# start of Information shown

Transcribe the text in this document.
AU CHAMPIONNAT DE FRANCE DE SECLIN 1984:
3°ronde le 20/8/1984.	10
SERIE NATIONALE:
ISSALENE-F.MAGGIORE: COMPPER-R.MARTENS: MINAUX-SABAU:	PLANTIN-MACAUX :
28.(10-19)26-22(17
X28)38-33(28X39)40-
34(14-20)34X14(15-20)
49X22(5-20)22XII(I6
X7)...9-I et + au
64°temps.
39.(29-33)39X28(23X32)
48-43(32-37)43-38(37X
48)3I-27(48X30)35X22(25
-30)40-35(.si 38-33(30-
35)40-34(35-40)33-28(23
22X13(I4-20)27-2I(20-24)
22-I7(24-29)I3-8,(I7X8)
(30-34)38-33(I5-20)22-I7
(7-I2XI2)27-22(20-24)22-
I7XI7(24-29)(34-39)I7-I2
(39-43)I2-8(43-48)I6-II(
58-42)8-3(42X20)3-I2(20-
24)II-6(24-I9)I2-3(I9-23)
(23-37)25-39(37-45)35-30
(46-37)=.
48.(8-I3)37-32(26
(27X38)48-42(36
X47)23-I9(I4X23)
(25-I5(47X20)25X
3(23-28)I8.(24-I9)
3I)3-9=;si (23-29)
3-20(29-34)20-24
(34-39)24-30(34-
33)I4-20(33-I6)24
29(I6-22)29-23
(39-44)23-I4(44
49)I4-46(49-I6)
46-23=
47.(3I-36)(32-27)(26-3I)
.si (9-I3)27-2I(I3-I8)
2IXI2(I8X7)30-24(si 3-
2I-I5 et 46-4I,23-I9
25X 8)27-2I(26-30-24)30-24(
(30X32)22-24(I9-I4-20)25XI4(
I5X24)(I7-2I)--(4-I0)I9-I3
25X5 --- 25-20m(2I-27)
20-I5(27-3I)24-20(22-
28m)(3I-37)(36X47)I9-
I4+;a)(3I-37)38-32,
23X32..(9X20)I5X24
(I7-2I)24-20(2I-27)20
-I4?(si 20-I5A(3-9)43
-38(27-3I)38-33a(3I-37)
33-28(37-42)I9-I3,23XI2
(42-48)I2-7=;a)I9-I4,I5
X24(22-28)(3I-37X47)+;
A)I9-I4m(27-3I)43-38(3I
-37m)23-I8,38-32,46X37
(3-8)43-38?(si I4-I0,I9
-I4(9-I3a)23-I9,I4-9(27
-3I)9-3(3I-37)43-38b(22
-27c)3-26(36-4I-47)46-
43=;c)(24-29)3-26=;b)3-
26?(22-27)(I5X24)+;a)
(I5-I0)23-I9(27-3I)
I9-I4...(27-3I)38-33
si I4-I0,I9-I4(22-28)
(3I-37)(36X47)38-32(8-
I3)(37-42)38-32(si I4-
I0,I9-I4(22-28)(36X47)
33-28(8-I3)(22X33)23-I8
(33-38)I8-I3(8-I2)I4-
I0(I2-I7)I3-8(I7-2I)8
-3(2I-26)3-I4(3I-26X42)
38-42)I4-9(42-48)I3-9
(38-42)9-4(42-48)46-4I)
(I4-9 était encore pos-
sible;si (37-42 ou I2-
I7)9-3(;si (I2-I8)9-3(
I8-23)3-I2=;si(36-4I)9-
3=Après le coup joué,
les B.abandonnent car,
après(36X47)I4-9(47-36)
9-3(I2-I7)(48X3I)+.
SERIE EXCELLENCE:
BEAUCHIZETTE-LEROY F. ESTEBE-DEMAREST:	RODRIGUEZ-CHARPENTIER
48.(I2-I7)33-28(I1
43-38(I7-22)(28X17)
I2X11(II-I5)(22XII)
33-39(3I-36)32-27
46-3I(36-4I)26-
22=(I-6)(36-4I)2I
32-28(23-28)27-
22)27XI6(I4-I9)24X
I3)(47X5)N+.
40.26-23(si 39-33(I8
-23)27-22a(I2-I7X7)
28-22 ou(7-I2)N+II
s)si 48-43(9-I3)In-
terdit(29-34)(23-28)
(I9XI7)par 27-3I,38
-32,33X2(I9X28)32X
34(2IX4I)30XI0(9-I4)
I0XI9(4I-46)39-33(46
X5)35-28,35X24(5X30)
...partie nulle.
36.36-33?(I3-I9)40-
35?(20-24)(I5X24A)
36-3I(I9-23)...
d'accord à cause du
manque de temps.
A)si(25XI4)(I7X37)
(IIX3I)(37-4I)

# end of Information shown

** Goal **
Extract the full listing above without alteration.

** Result **
Transcribe the text in this document.
AU CHAMPIONNAT DE FRANCE DE SECLIN 1984:
3°ronde le 20/8/1984.	10
SERIE NATIONALE:
ISSALENE-F.MAGGIORE: COMPPER-R.MARTENS: MINAUX-SABAU:	PLANTIN-MACAUX :
28.(10-19)26-22(17
X28)38-33(28X39)40-
34(14-20)34X14(15-20)
49X22(5-20)22XII(I6
X7)...9-I et + au
64°temps.
39.(29-33)39X28(23X32)
48-43(32-37)43-38(37X
48)3I-27(48X30)35X22(25
-30)40-35(.si 38-33(30-
35)40-34(35-40)33-28(23
22X13(I4-20)27-2I(20-24)
22-I7(24-29)I3-8,(I7X8)
(30-34)38-33(I5-20)22-I7
(7-I2XI2)27-22(20-24)22-
I7XI7(24-29)(34-39)I7-I2
(39-43)I2-8(43-48)I6-II(
58-42)8-3(42X20)3-I2(20-
24)II-6(24-I9)I2-3(I9-23)
(23-37)25-39(37-45)35-30
(46-37)=.
48.(8-I3)37-32(26
(27X38)48-42(36
X47)23-I9(I4X23)
(25-I5(47X20)25X
3(23-28)I8.(24-I9)
3I)3-9=;si (23-29)
3-20(29-34)20-24
(34-39)24-30(34-
33)I4-20(33-I6)24
29(I6-22)29-23
(39-44)23-I4(44
49)I4-46(49-I6)
46-23=
47.(3I-36)(32-27)(26-3I)
.si (9-I3)27-2I(I3-I8)
2IXI2(I8X7)30-24(si 3-
2I-I5 et 46-4I,23-I9
25X 8)27-2I(26-30-24)30-24(
(30X32)22-24(I9-I4-20)25XI4(
I5X24)(I7-2I)--(4-I0)I9-I3
25X5 --- 25-20m(2I-27)
20-I5(27-3I)24-20(22-
28m)(3I-37)(36X47)I9-
I4+;a)(3I-37)38-32,
23X32..(9X20)I5X24
(I7-2I)24-20(2I-27)20
-I4?(si 20-I5A(3-9)43
-38(27-3I)38-33a(3I-37)
33-28(37-42)I9-I3,23XI2
(42-48)I2-7=;a)I9-I4,I5
X24(22-28)(3I-37X47)+;
A)I9-I4m(27-3I)43-38(3I
-37m)23-I8,38-32,46X37
(3-8)43-38?(si I4-I0,I9
-I4(9-I3a)23-I9,I4-9(27
-3I)9-3(3I-37)43-38b(22
-27c)3-26(36-4I-47)46-
43=;c)(24-29)3-26=;b)3-
26?(22-27)(I5X24)+;a)
(I5-I0)23-I9(27-3I)
I9-I4...(27-3I)38-33
si I4-I0,I9-I4(22-28)
(3I-37)(36X47)38-32(8-
I3)(37-42)38-32(si I4-
I0,I9-I4(22-28)(36X47)
33-28(8-I3)(22X33)23-I8
(33-38)I8-I3(8-I2)I4-
I0(I2-I7)I3-8(I7-2I)8
-3(2I-26)3-I4(3I-26X42)
38-42)I4-9(42-48)I3-9
(38-42)9-4(42-48)46-4I)
(I4-9 était encore pos-
sible;si (37-42 ou I2-
I7)9-3(;si (I2-I8)9-3(
I8-23)3-I2=;si(36-4I)9-
3=Après le coup joué,
les B.abandonnent car,
après(36X47)I4-9(47-36)
9-3(I2-I7)(48X3I)+.
SERIE EXCELLENCE:
BEAUCHIZETTE-LEROY F. ESTEBE-DEMAREST:	RODRIGUEZ-CHARPENTIER
48.(I2-I7)33-28(I1
43-38(I7-22)(28X17)
I2X11(II-I5)(22XII)
33-39(3I-36)32-27
46-3I(36-4I)26-
22=(I-6)(36-4I)2I
32-28(23-28)27-
22)27XI6(I4-I9)24X
I3)(47X5)N+.
40.26-23(si 39-33(I8
-23)27-22a(I2-I7X7)
28-22 ou(7-I2)N+II
s)si 48-43(9-I3)In-
terdit(29-34)(23-28)
(I9XI7)par 27-3I,38
-32,33X2(I9X28)32X
34(2IX4I)30XI0(9-I4)
I0XI9(4I-46)39-33(46
X5)35-28,35X24(5X30)
...partie nulle.
36.36-33?(I3-I9)40-
35?(20-24)(I5X24A)
36-3I(I9-23)...
d'accord à cause du
manque de temps.
A)si(25XI4)(I7X37)
(IIX3I)(37-4I)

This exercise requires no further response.